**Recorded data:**

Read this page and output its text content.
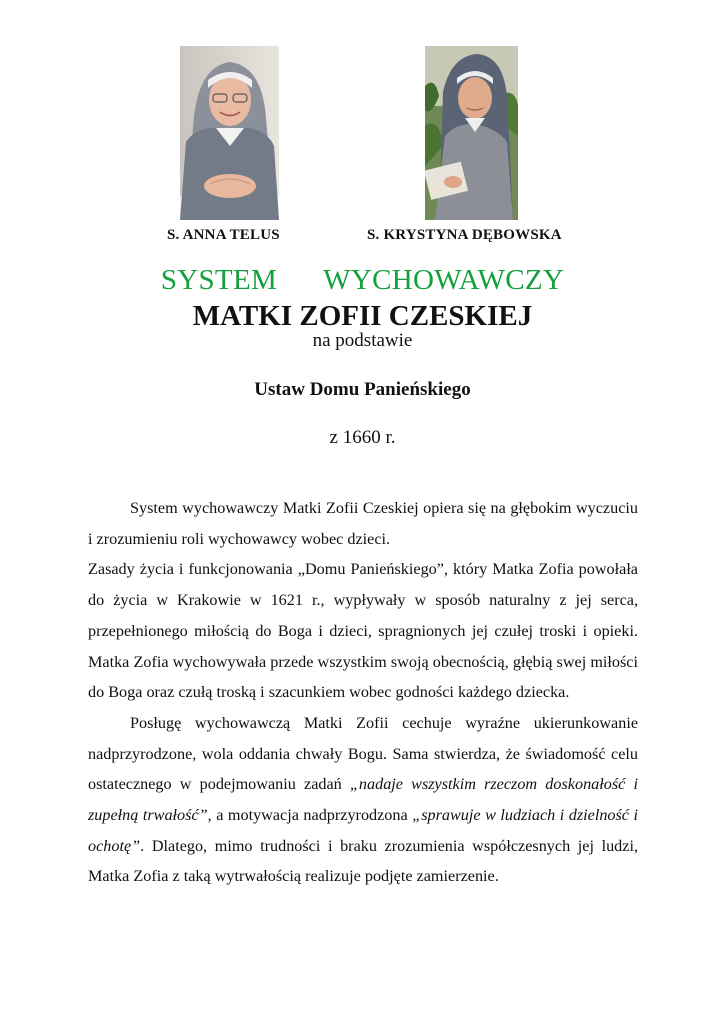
S. ANNA TELUS	S. KRYSTYNA DĘBOWSKA
SYSTEM   WYCHOWAWCZY
MATKI ZOFII CZESKIEJ
na podstawie
Ustaw Domu Panieńskiego
z 1660 r.

System wychowawczy Matki Zofii Czeskiej opiera się na głębokim wyczuciu i zrozumieniu roli wychowawcy wobec dzieci.

Zasady życia i funkcjonowania „Domu Panieńskiego”, który Matka Zofia powołała do życia w Krakowie w 1621 r., wypływały w sposób naturalny z jej serca, przepełnionego miłością do Boga i dzieci, spragnionych jej czułej troski i opieki. Matka Zofia wychowywała przede wszystkim swoją obecnością, głębią swej miłości do Boga oraz czułą troską i szacunkiem wobec godności każdego dziecka.

Posługę wychowawczą Matki Zofii cechuje wyraźne ukierunkowanie nadprzyrodzone, wola oddania chwały Bogu. Sama stwierdza, że świadomość celu ostatecznego w podejmowaniu zadań „nadaje wszystkim rzeczom doskonałość i zupełną trwałość”, a motywacja nadprzyrodzona „sprawuje w ludziach i dzielność i ochotę”. Dlatego, mimo trudności i braku zrozumienia współczesnych jej ludzi, Matka Zofia z taką wytrwałością realizuje podjęte zamierzenie.
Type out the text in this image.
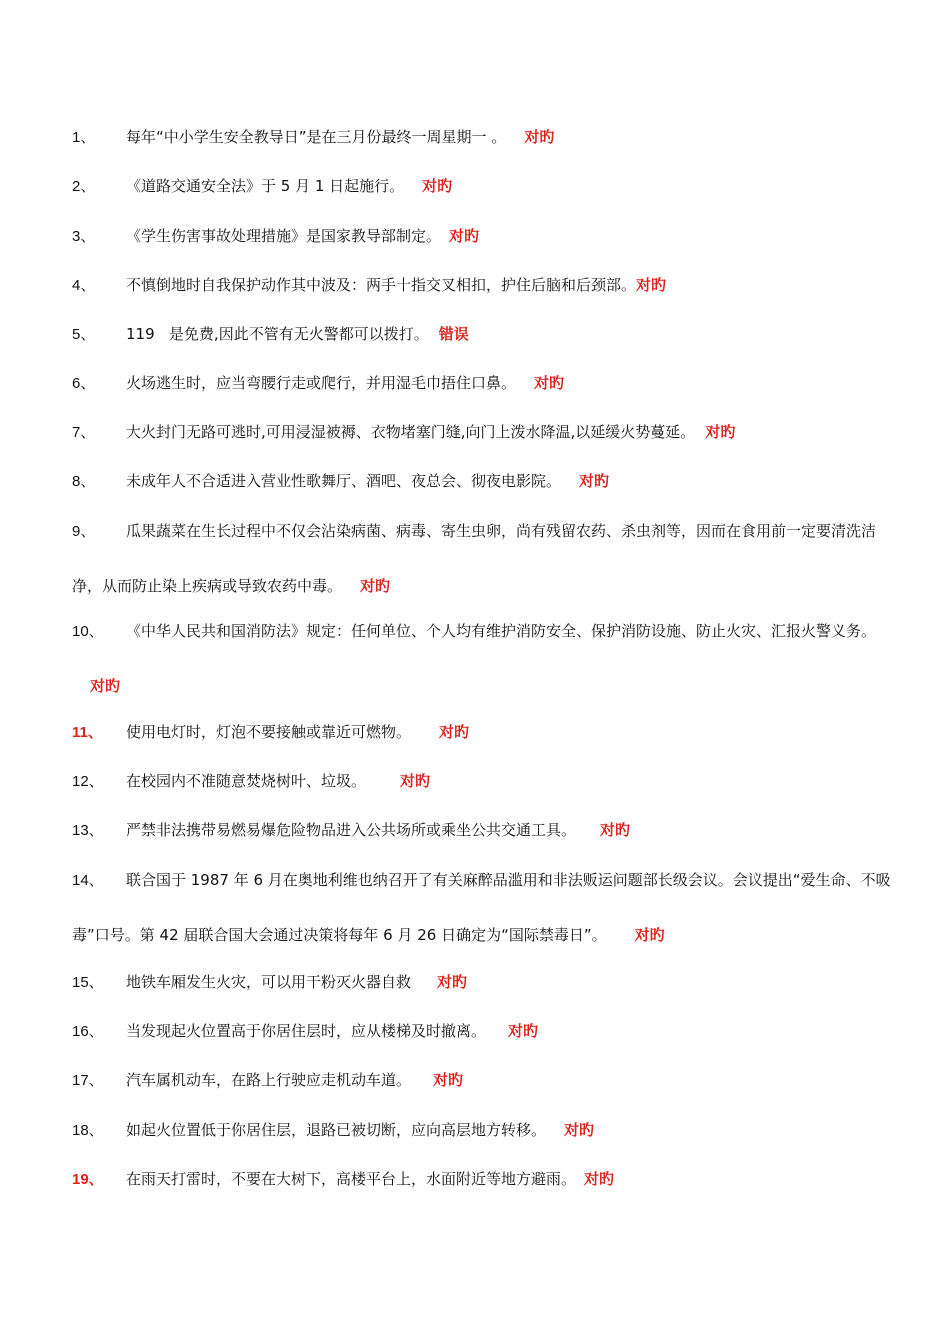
1、 每年“中小学生安全教导日”是在三月份最终一周星期一 。 对旳
2、 《道路交通安全法》于 5 月 1 日起施行。 对旳
3、 《学生伤害事故处理措施》是国家教导部制定。 对旳
4、 不慎倒地时自我保护动作其中波及：两手十指交叉相扣，护住后脑和后颈部。对旳
5、 119   是免费,因此不管有无火警都可以拨打。 错误
6、 火场逃生时，应当弯腰行走或爬行，并用湿毛巾捂住口鼻。 对旳
7、 大火封门无路可逃时,可用浸湿被褥、衣物堵塞门缝,向门上泼水降温,以延缓火势蔓延。 对旳
8、 未成年人不合适进入营业性歌舞厅、酒吧、夜总会、彻夜电影院。 对旳
9、 瓜果蔬菜在生长过程中不仅会沾染病菌、病毒、寄生虫卵，尚有残留农药、杀虫剂等，因而在食用前一定要清洗洁净，从而防止染上疾病或导致农药中毒。 对旳
10、 《中华人民共和国消防法》规定：任何单位、个人均有维护消防安全、保护消防设施、防止火灾、汇报火警义务。对旳
11、 使用电灯时，灯泡不要接触或靠近可燃物。 对旳
12、 在校园内不准随意焚烧树叶、垃圾。 对旳
13、 严禁非法携带易燃易爆危险物品进入公共场所或乘坐公共交通工具。 对旳
14、 联合国于 1987 年 6 月在奥地利维也纳召开了有关麻醉品滥用和非法贩运问题部长级会议。会议提出“爱生命、不吸毒”口号。第 42 届联合国大会通过决策将每年 6 月 26 日确定为“国际禁毒日”。 对旳
15、 地铁车厢发生火灾，可以用干粉灭火器自救 对旳
16、 当发现起火位置高于你居住层时，应从楼梯及时撤离。 对旳
17、 汽车属机动车，在路上行驶应走机动车道。 对旳
18、 如起火位置低于你居住层，退路已被切断，应向高层地方转移。 对旳
19、 在雨天打雷时，不要在大树下，高楼平台上，水面附近等地方避雨。 对旳
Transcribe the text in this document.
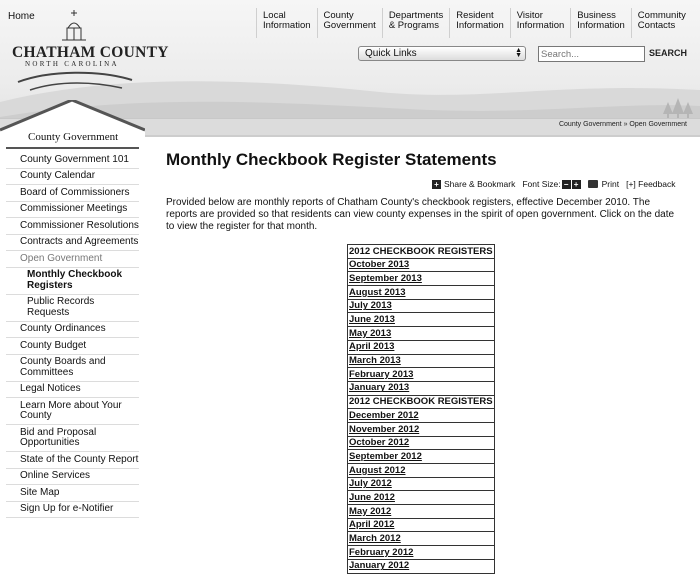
Home
CHATHAM COUNTY
NORTH CAROLINA
Local
Information
County
Government
Departments
& Programs
Resident
Information
Visitor
Information
Business
Information
Community
Contacts
Quick Links	▲
▼
Search...	SEARCH
County Government » Open Government
County Government
County Government 101
County Calendar
Board of Commissioners
Commissioner Meetings
Commissioner Resolutions
Contracts and Agreements
Open Government
Monthly Checkbook Registers
Public Records Requests
County Ordinances
County Budget
County Boards and Committees
Legal Notices
Learn More about Your County
Bid and Proposal Opportunities
State of the County Report
Online Services
Site Map
Sign Up for e-Notifier
Monthly Checkbook Register Statements
+ Share & Bookmark Font Size: − +	Print [+] Feedback

Provided below are monthly reports of Chatham County's checkbook registers, effective December 2010. The reports are provided so that residents can view county expenses in the spirit of open government. Click on the date to view the register for that month.

2012 CHECKBOOK REGISTERS
October 2013
September 2013
August 2013
July 2013
June 2013
May 2013
April 2013
March 2013
February 2013
January 2013
2012 CHECKBOOK REGISTERS
December 2012
November 2012
October 2012
September 2012
August 2012
July 2012
June 2012
May 2012
April 2012
March 2012
February 2012
January 2012
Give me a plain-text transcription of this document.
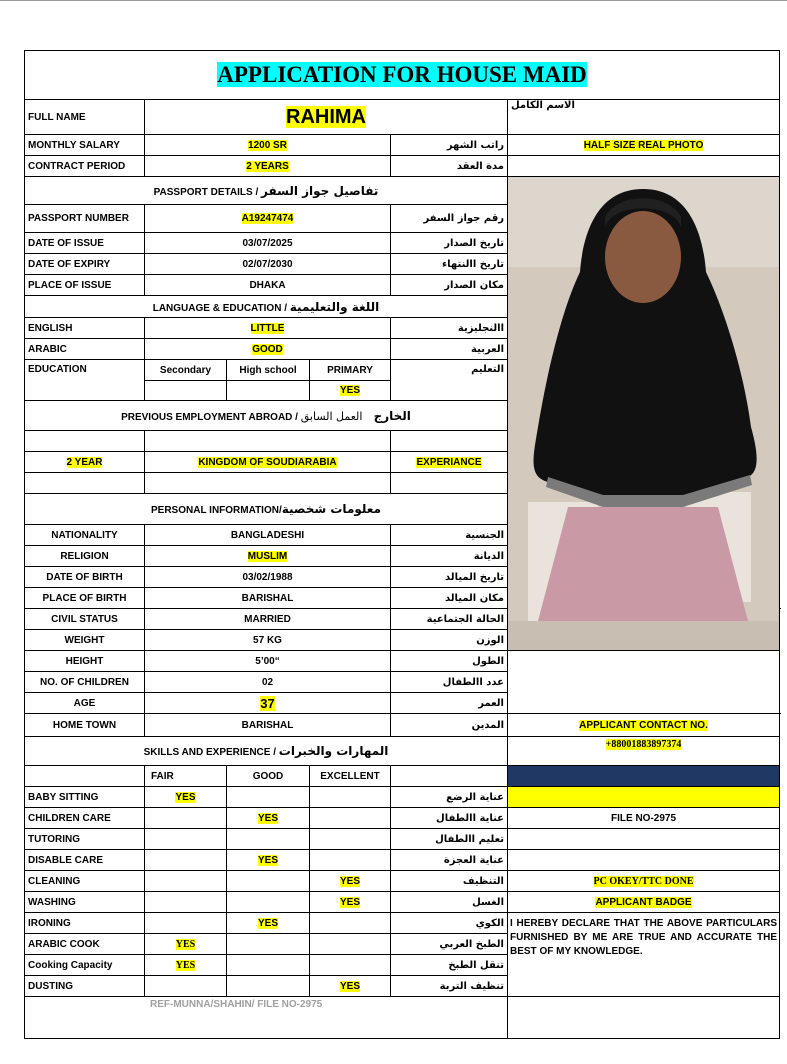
APPLICATION FOR HOUSE MAID						
FULL NAME	RAHIMA				الاسم الكامل	
MONTHLY SALARY	1200 SR			راتب الشهر	HALF SIZE REAL PHOTO	
CONTRACT PERIOD	2 YEARS			مدة العقد		
PASSPORT DETAILS / تفاصيل جواز السفر	

PASSPORT NUMBER	A19247474			رقم جواز السفر		
DATE OF ISSUE	03/07/2025			تاريخ الصدار		
DATE OF EXPIRY	02/07/2030			تاريخ االنتهاء		
PLACE OF ISSUE	DHAKA			مكان الصدار		
LANGUAGE & EDUCATION / اللغة والتعليمية						
ENGLISH	LITTLE			االنجليزية		
ARABIC	GOOD			العربية		
EDUCATION	Secondary	High school	PRIMARY	التعليم		
			YES			
PREVIOUS EMPLOYMENT ABROAD / الخارج    العمل السابق						

2 YEAR	KINGDOM OF SOUDIARABIA			EXPERIANCE		

PERSONAL INFORMATION/معلومات شخصية						
NATIONALITY	BANGLADESHI			الجنسية		
RELIGION	MUSLIM			الديانة		
DATE OF BIRTH	03/02/1988			تاريخ الميالد		
PLACE OF BIRTH	BARISHAL			مكان الميالد		
CIVIL STATUS	MARRIED			الحالة الجتماعية		
WEIGHT	57 KG			الوزن		
HEIGHT	5’00“			الطول		
NO. OF CHILDREN	02			عدد االطفال		
AGE	37			العمر		
HOME TOWN	BARISHAL			المدين	APPLICANT CONTACT NO.	
SKILLS AND EXPERIENCE / المهارات والخبرات					+88001883897374	
	FAIR	GOOD	EXCELLENT			
BABY SITTING	YES			عناية الرضع		
CHILDREN CARE		YES		عناية االطفال	FILE NO-2975	
TUTORING				تعليم االطفال		
DISABLE CARE		YES		عناية العجزة		
CLEANING			YES	التنظيف	PC OKEY/TTC DONE	
WASHING			YES	الغسل	APPLICANT BADGE	
IRONING		YES		الكوي	I HEREBY DECLARE THAT THE ABOVE PARTICULARS FURNISHED BY ME ARE TRUE AND ACCURATE THE BEST OF MY KNOWLEDGE.	
ARABIC COOK	YES			الطبخ العربي		
Cooking Capacity	YES			تنقل الطبخ		
DUSTING			YES	تنظيف التربة		
REF-MUNNA/SHAHIN/ FILE NO-2975						
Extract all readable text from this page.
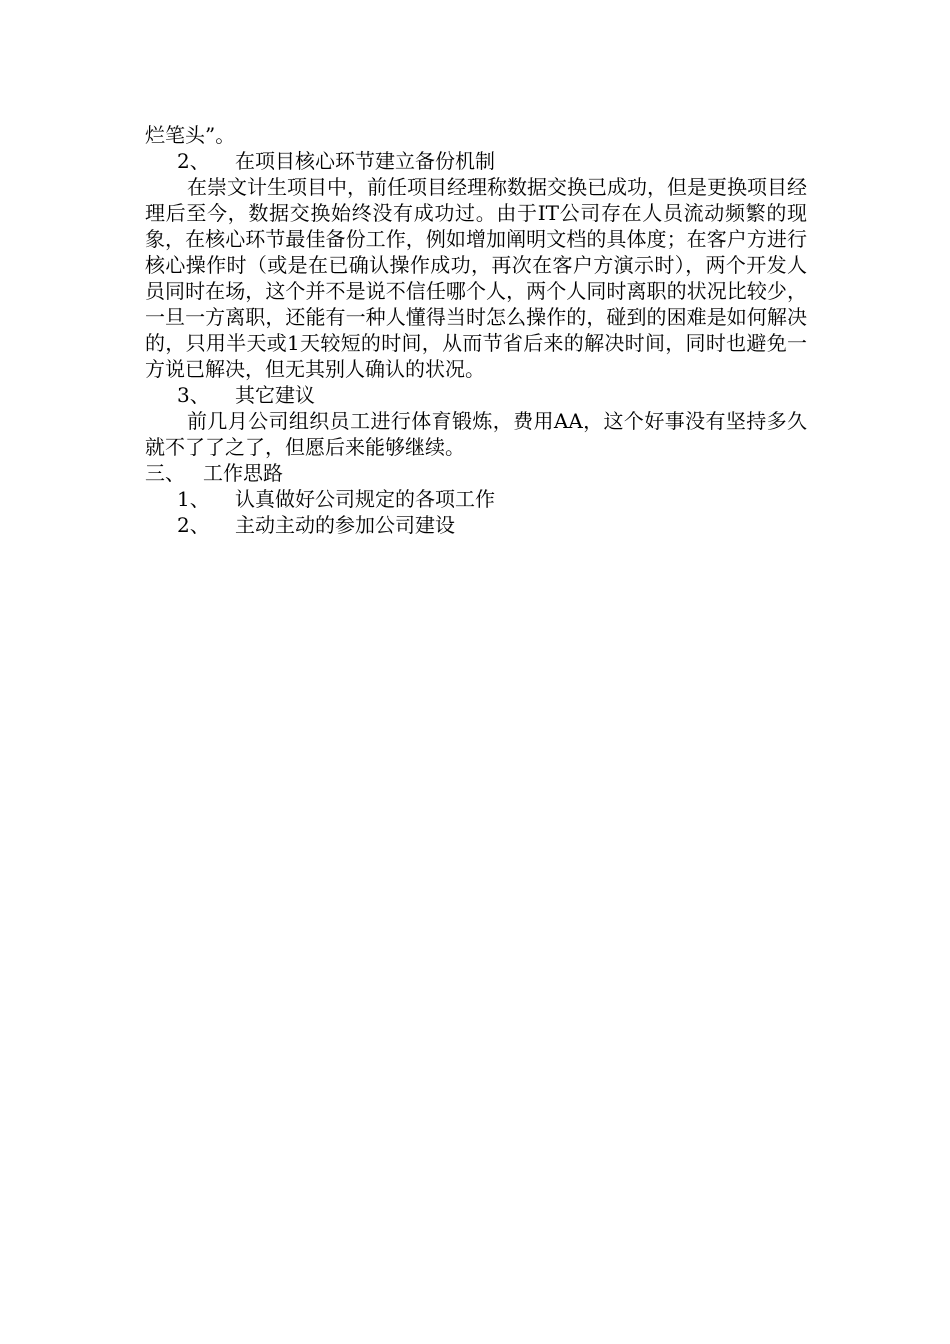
烂笔头”。
2、	在项目核心环节建立备份机制
在崇文计生项目中，前任项目经理称数据交换已成功，但是更换项目经理后至今，数据交换始终没有成功过。由于IT公司存在人员流动频繁的现象，在核心环节最佳备份工作，例如增加阐明文档的具体度；在客户方进行核心操作时（或是在已确认操作成功，再次在客户方演示时），两个开发人员同时在场，这个并不是说不信任哪个人，两个人同时离职的状况比较少，一旦一方离职，还能有一种人懂得当时怎么操作的，碰到的困难是如何解决的，只用半天或1天较短的时间，从而节省后来的解决时间，同时也避免一方说已解决，但无其别人确认的状况。
3、	其它建议
前几月公司组织员工进行体育锻炼，费用AA，这个好事没有坚持多久就不了了之了，但愿后来能够继续。
三、 工作思路
1、	认真做好公司规定的各项工作
2、	主动主动的参加公司建设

**GOAL:** Check each line above for "page" and return the ones that have it.

**RESULT OF THIS TASK:**
Read this page and output its text content.
Extract all readable text from this page.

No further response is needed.